#### What to work on
Would you restate all the data that follows, word for word?
======== Data supplied ========
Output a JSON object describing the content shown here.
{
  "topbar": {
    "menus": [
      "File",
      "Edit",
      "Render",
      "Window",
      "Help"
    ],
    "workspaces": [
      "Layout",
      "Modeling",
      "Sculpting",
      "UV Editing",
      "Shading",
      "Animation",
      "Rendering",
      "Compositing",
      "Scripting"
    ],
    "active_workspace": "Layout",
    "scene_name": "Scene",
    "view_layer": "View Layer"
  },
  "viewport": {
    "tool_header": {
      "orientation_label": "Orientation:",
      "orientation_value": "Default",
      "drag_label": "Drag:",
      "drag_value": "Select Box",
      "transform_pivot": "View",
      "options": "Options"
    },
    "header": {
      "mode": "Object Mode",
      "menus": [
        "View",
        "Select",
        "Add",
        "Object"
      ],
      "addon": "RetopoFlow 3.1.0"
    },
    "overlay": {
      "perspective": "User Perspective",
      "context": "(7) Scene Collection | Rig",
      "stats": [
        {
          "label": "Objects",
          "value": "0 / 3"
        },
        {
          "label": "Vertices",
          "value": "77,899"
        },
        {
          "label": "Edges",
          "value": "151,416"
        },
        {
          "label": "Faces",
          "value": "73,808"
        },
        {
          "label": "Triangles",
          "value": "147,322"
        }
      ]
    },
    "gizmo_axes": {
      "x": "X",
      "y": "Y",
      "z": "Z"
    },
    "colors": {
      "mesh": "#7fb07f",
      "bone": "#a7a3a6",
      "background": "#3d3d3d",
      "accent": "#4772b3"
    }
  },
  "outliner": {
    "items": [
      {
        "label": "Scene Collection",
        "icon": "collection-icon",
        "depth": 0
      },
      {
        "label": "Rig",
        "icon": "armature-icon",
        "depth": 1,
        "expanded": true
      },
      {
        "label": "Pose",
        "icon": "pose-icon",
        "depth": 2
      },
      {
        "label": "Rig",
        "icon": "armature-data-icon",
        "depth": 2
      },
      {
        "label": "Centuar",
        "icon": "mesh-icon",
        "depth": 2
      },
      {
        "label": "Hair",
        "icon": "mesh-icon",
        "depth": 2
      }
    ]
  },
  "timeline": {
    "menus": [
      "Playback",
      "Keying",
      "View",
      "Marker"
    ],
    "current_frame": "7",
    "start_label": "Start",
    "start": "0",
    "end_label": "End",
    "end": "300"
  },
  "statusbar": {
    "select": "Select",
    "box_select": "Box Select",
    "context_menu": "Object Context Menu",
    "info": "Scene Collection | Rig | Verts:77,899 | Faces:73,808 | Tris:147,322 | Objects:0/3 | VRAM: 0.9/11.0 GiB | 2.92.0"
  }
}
========
#### Full output
Output a JSON object describing the content shown here.
{
  "topbar": {
    "menus": [
      "File",
      "Edit",
      "Render",
      "Window",
      "Help"
    ],
    "workspaces": [
      "Layout",
      "Modeling",
      "Sculpting",
      "UV Editing",
      "Shading",
      "Animation",
      "Rendering",
      "Compositing",
      "Scripting"
    ],
    "active_workspace": "Layout",
    "scene_name": "Scene",
    "view_layer": "View Layer"
  },
  "viewport": {
    "tool_header": {
      "orientation_label": "Orientation:",
      "orientation_value": "Default",
      "drag_label": "Drag:",
      "drag_value": "Select Box",
      "transform_pivot": "View",
      "options": "Options"
    },
    "header": {
      "mode": "Object Mode",
      "menus": [
        "View",
        "Select",
        "Add",
        "Object"
      ],
      "addon": "RetopoFlow 3.1.0"
    },
    "overlay": {
      "perspective": "User Perspective",
      "context": "(7) Scene Collection | Rig",
      "stats": [
        {
          "label": "Objects",
          "value": "0 / 3"
        },
        {
          "label": "Vertices",
          "value": "77,899"
        },
        {
          "label": "Edges",
          "value": "151,416"
        },
        {
          "label": "Faces",
          "value": "73,808"
        },
        {
          "label": "Triangles",
          "value": "147,322"
        }
      ]
    },
    "gizmo_axes": {
      "x": "X",
      "y": "Y",
      "z": "Z"
    },
    "colors": {
      "mesh": "#7fb07f",
      "bone": "#a7a3a6",
      "background": "#3d3d3d",
      "accent": "#4772b3"
    }
  },
  "outliner": {
    "items": [
      {
        "label": "Scene Collection",
        "icon": "collection-icon",
        "depth": 0
      },
      {
        "label": "Rig",
        "icon": "armature-icon",
        "depth": 1,
        "expanded": true
      },
      {
        "label": "Pose",
        "icon": "pose-icon",
        "depth": 2
      },
      {
        "label": "Rig",
        "icon": "armature-data-icon",
        "depth": 2
      },
      {
        "label": "Centuar",
        "icon": "mesh-icon",
        "depth": 2
      },
      {
        "label": "Hair",
        "icon": "mesh-icon",
        "depth": 2
      }
    ]
  },
  "timeline": {
    "menus": [
      "Playback",
      "Keying",
      "View",
      "Marker"
    ],
    "current_frame": "7",
    "start_label": "Start",
    "start": "0",
    "end_label": "End",
    "end": "300"
  },
  "statusbar": {
    "select": "Select",
    "box_select": "Box Select",
    "context_menu": "Object Context Menu",
    "info": "Scene Collection | Rig | Verts:77,899 | Faces:73,808 | Tris:147,322 | Objects:0/3 | VRAM: 0.9/11.0 GiB | 2.92.0"
  }
}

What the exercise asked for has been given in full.